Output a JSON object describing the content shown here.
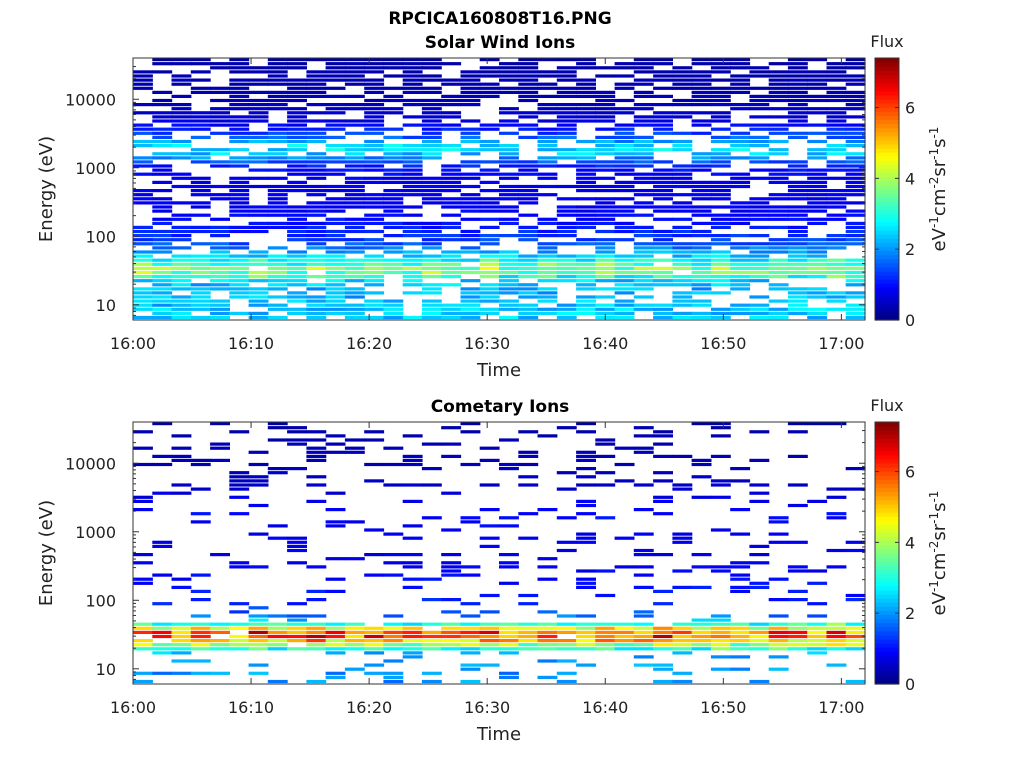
{
  "figure_title": "RPCICA160808T16.PNG",
  "chart_data": [
    {
      "type": "heatmap",
      "title": "Solar Wind Ions",
      "xlabel": "Time",
      "ylabel": "Energy (eV)",
      "y_scale": "log",
      "xlim": [
        "16:00",
        "17:02"
      ],
      "ylim": [
        6,
        40000
      ],
      "x_tick_labels": [
        "16:00",
        "16:10",
        "16:20",
        "16:30",
        "16:40",
        "16:50",
        "17:00"
      ],
      "y_tick_labels": [
        "10",
        "100",
        "1000",
        "10000"
      ],
      "colorbar": {
        "title": "Flux",
        "label": "eV-1cm-2sr-1s-1",
        "range": [
          0,
          7.4
        ],
        "ticks": [
          "0",
          "2",
          "4",
          "6"
        ],
        "colormap": "jet"
      },
      "profile": [
        {
          "energy": 8,
          "flux": 2.4
        },
        {
          "energy": 11,
          "flux": 2.3
        },
        {
          "energy": 16,
          "flux": 2.2
        },
        {
          "energy": 22,
          "flux": 2.4
        },
        {
          "energy": 28,
          "flux": 3.3
        },
        {
          "energy": 33,
          "flux": 3.6
        },
        {
          "energy": 40,
          "flux": 3.0
        },
        {
          "energy": 55,
          "flux": 2.2
        },
        {
          "energy": 80,
          "flux": 1.4
        },
        {
          "energy": 150,
          "flux": 1.0
        },
        {
          "energy": 300,
          "flux": 0.8
        },
        {
          "energy": 600,
          "flux": 0.8
        },
        {
          "energy": 1000,
          "flux": 1.0
        },
        {
          "energy": 1600,
          "flux": 2.4
        },
        {
          "energy": 2000,
          "flux": 2.6
        },
        {
          "energy": 2800,
          "flux": 1.5
        },
        {
          "energy": 5000,
          "flux": 0.6
        },
        {
          "energy": 10000,
          "flux": 0.4
        },
        {
          "energy": 35000,
          "flux": 0.3
        }
      ],
      "coverage": 0.68
    },
    {
      "type": "heatmap",
      "title": "Cometary Ions",
      "xlabel": "Time",
      "ylabel": "Energy (eV)",
      "y_scale": "log",
      "xlim": [
        "16:00",
        "17:02"
      ],
      "ylim": [
        6,
        40000
      ],
      "x_tick_labels": [
        "16:00",
        "16:10",
        "16:20",
        "16:30",
        "16:40",
        "16:50",
        "17:00"
      ],
      "y_tick_labels": [
        "10",
        "100",
        "1000",
        "10000"
      ],
      "colorbar": {
        "title": "Flux",
        "label": "eV-1cm-2sr-1s-1",
        "range": [
          0,
          7.4
        ],
        "ticks": [
          "0",
          "2",
          "4",
          "6"
        ],
        "colormap": "jet"
      },
      "profile": [
        {
          "energy": 8,
          "flux": 2.0
        },
        {
          "energy": 12,
          "flux": 2.0
        },
        {
          "energy": 17,
          "flux": 2.3
        },
        {
          "energy": 21,
          "flux": 3.3
        },
        {
          "energy": 25,
          "flux": 4.8
        },
        {
          "energy": 29,
          "flux": 5.6
        },
        {
          "energy": 33,
          "flux": 5.8
        },
        {
          "energy": 38,
          "flux": 4.4
        },
        {
          "energy": 45,
          "flux": 2.8
        },
        {
          "energy": 60,
          "flux": 1.6
        },
        {
          "energy": 90,
          "flux": 1.2
        },
        {
          "energy": 150,
          "flux": 1.0
        },
        {
          "energy": 400,
          "flux": 0.8
        },
        {
          "energy": 1000,
          "flux": 0.8
        },
        {
          "energy": 1700,
          "flux": 1.0
        },
        {
          "energy": 5000,
          "flux": 0.5
        },
        {
          "energy": 35000,
          "flux": 0.3
        }
      ],
      "coverage": 0.2
    }
  ]
}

######

Aim: Reproduce the material above verbatim; omit every picture.

Written solution:
Output a JSON object describing the content shown here.
{
  "figure_title": "RPCICA160808T16.PNG",
  "chart_data": [
    {
      "type": "heatmap",
      "title": "Solar Wind Ions",
      "xlabel": "Time",
      "ylabel": "Energy (eV)",
      "y_scale": "log",
      "xlim": [
        "16:00",
        "17:02"
      ],
      "ylim": [
        6,
        40000
      ],
      "x_tick_labels": [
        "16:00",
        "16:10",
        "16:20",
        "16:30",
        "16:40",
        "16:50",
        "17:00"
      ],
      "y_tick_labels": [
        "10",
        "100",
        "1000",
        "10000"
      ],
      "colorbar": {
        "title": "Flux",
        "label": "eV-1cm-2sr-1s-1",
        "range": [
          0,
          7.4
        ],
        "ticks": [
          "0",
          "2",
          "4",
          "6"
        ],
        "colormap": "jet"
      },
      "profile": [
        {
          "energy": 8,
          "flux": 2.4
        },
        {
          "energy": 11,
          "flux": 2.3
        },
        {
          "energy": 16,
          "flux": 2.2
        },
        {
          "energy": 22,
          "flux": 2.4
        },
        {
          "energy": 28,
          "flux": 3.3
        },
        {
          "energy": 33,
          "flux": 3.6
        },
        {
          "energy": 40,
          "flux": 3.0
        },
        {
          "energy": 55,
          "flux": 2.2
        },
        {
          "energy": 80,
          "flux": 1.4
        },
        {
          "energy": 150,
          "flux": 1.0
        },
        {
          "energy": 300,
          "flux": 0.8
        },
        {
          "energy": 600,
          "flux": 0.8
        },
        {
          "energy": 1000,
          "flux": 1.0
        },
        {
          "energy": 1600,
          "flux": 2.4
        },
        {
          "energy": 2000,
          "flux": 2.6
        },
        {
          "energy": 2800,
          "flux": 1.5
        },
        {
          "energy": 5000,
          "flux": 0.6
        },
        {
          "energy": 10000,
          "flux": 0.4
        },
        {
          "energy": 35000,
          "flux": 0.3
        }
      ],
      "coverage": 0.68
    },
    {
      "type": "heatmap",
      "title": "Cometary Ions",
      "xlabel": "Time",
      "ylabel": "Energy (eV)",
      "y_scale": "log",
      "xlim": [
        "16:00",
        "17:02"
      ],
      "ylim": [
        6,
        40000
      ],
      "x_tick_labels": [
        "16:00",
        "16:10",
        "16:20",
        "16:30",
        "16:40",
        "16:50",
        "17:00"
      ],
      "y_tick_labels": [
        "10",
        "100",
        "1000",
        "10000"
      ],
      "colorbar": {
        "title": "Flux",
        "label": "eV-1cm-2sr-1s-1",
        "range": [
          0,
          7.4
        ],
        "ticks": [
          "0",
          "2",
          "4",
          "6"
        ],
        "colormap": "jet"
      },
      "profile": [
        {
          "energy": 8,
          "flux": 2.0
        },
        {
          "energy": 12,
          "flux": 2.0
        },
        {
          "energy": 17,
          "flux": 2.3
        },
        {
          "energy": 21,
          "flux": 3.3
        },
        {
          "energy": 25,
          "flux": 4.8
        },
        {
          "energy": 29,
          "flux": 5.6
        },
        {
          "energy": 33,
          "flux": 5.8
        },
        {
          "energy": 38,
          "flux": 4.4
        },
        {
          "energy": 45,
          "flux": 2.8
        },
        {
          "energy": 60,
          "flux": 1.6
        },
        {
          "energy": 90,
          "flux": 1.2
        },
        {
          "energy": 150,
          "flux": 1.0
        },
        {
          "energy": 400,
          "flux": 0.8
        },
        {
          "energy": 1000,
          "flux": 0.8
        },
        {
          "energy": 1700,
          "flux": 1.0
        },
        {
          "energy": 5000,
          "flux": 0.5
        },
        {
          "energy": 35000,
          "flux": 0.3
        }
      ],
      "coverage": 0.2
    }
  ]
}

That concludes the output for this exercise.